GOAL OF THE EXERCISE:
Turn the lines of the listing below into a numbered list, leaving out any blank lines.

* Begin MATERIAL FOR THIS EXERCISE *

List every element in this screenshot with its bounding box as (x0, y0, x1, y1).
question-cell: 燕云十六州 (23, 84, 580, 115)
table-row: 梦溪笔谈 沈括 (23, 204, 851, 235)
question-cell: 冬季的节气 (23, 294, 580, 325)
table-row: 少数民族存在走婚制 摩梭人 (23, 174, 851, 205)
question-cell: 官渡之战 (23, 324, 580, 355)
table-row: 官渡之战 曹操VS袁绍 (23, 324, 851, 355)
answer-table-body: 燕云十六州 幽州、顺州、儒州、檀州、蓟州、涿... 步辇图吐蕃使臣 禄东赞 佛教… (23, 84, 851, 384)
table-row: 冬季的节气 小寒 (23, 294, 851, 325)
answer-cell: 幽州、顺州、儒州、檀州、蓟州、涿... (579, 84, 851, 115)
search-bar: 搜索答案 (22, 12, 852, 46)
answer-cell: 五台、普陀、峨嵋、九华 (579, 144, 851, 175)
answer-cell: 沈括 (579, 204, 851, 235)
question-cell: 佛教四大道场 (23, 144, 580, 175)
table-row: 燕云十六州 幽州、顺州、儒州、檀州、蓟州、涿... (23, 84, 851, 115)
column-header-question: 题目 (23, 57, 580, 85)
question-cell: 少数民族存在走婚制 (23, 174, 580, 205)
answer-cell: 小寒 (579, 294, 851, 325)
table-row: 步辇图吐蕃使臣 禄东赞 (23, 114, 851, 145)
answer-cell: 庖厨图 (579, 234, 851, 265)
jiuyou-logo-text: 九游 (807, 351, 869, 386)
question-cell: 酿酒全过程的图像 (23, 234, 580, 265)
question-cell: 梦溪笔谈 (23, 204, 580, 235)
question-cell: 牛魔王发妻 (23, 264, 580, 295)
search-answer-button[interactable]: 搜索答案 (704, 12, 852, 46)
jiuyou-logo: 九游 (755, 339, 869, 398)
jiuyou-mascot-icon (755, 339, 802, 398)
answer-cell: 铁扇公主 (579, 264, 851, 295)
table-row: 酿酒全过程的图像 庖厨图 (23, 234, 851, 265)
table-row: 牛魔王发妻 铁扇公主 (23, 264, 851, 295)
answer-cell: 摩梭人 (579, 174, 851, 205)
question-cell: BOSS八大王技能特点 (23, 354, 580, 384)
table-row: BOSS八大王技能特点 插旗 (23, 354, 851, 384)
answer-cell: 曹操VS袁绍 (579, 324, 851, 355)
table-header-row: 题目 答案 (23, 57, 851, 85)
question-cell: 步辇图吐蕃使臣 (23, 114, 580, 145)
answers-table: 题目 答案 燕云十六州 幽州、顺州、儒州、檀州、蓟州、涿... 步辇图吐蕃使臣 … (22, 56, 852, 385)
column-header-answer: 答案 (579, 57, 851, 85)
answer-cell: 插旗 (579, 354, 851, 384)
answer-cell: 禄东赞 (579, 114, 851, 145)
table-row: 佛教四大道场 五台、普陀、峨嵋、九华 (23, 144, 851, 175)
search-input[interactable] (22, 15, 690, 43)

* End MATERIAL FOR THIS EXERCISE *

SOLUTION FOR THIS PROBLEM:
1. List every element in this screenshot with its bounding box as (x0, y0, x1, y1).
2. question-cell: 燕云十六州 (23, 84, 580, 115)
3. table-row: 梦溪笔谈 沈括 (23, 204, 851, 235)
4. question-cell: 冬季的节气 (23, 294, 580, 325)
5. table-row: 少数民族存在走婚制 摩梭人 (23, 174, 851, 205)
6. question-cell: 官渡之战 (23, 324, 580, 355)
7. table-row: 官渡之战 曹操VS袁绍 (23, 324, 851, 355)
8. answer-table-body: 燕云十六州 幽州、顺州、儒州、檀州、蓟州、涿... 步辇图吐蕃使臣 禄东赞 佛教… (23, 84, 851, 384)
9. table-row: 冬季的节气 小寒 (23, 294, 851, 325)
10. answer-cell: 幽州、顺州、儒州、檀州、蓟州、涿... (579, 84, 851, 115)
11. search-bar: 搜索答案 (22, 12, 852, 46)
12. answer-cell: 五台、普陀、峨嵋、九华 (579, 144, 851, 175)
13. answer-cell: 沈括 (579, 204, 851, 235)
14. question-cell: 佛教四大道场 (23, 144, 580, 175)
15. table-row: 燕云十六州 幽州、顺州、儒州、檀州、蓟州、涿... (23, 84, 851, 115)
16. column-header-question: 题目 (23, 57, 580, 85)
17. question-cell: 少数民族存在走婚制 (23, 174, 580, 205)
18. answer-cell: 小寒 (579, 294, 851, 325)
19. table-row: 步辇图吐蕃使臣 禄东赞 (23, 114, 851, 145)
20. answer-cell: 庖厨图 (579, 234, 851, 265)
21. jiuyou-logo-text: 九游 (807, 351, 869, 386)
22. question-cell: 酿酒全过程的图像 (23, 234, 580, 265)
23. question-cell: 梦溪笔谈 (23, 204, 580, 235)
24. question-cell: 牛魔王发妻 (23, 264, 580, 295)
25. search-answer-button[interactable]: 搜索答案 (704, 12, 852, 46)
26. jiuyou-logo: 九游 (755, 339, 869, 398)
27. jiuyou-mascot-icon (755, 339, 802, 398)
28. answer-cell: 铁扇公主 (579, 264, 851, 295)
29. table-row: 酿酒全过程的图像 庖厨图 (23, 234, 851, 265)
30. table-row: 牛魔王发妻 铁扇公主 (23, 264, 851, 295)
31. answer-cell: 摩梭人 (579, 174, 851, 205)
32. question-cell: BOSS八大王技能特点 (23, 354, 580, 384)
33. table-row: BOSS八大王技能特点 插旗 (23, 354, 851, 384)
34. answer-cell: 曹操VS袁绍 (579, 324, 851, 355)
35. table-header-row: 题目 答案 (23, 57, 851, 85)
36. question-cell: 步辇图吐蕃使臣 (23, 114, 580, 145)
37. answers-table: 题目 答案 燕云十六州 幽州、顺州、儒州、檀州、蓟州、涿... 步辇图吐蕃使臣 … (22, 56, 852, 385)
38. column-header-answer: 答案 (579, 57, 851, 85)
39. answer-cell: 插旗 (579, 354, 851, 384)
40. answer-cell: 禄东赞 (579, 114, 851, 145)
41. table-row: 佛教四大道场 五台、普陀、峨嵋、九华 (23, 144, 851, 175)
42. search-input[interactable] (22, 15, 690, 43)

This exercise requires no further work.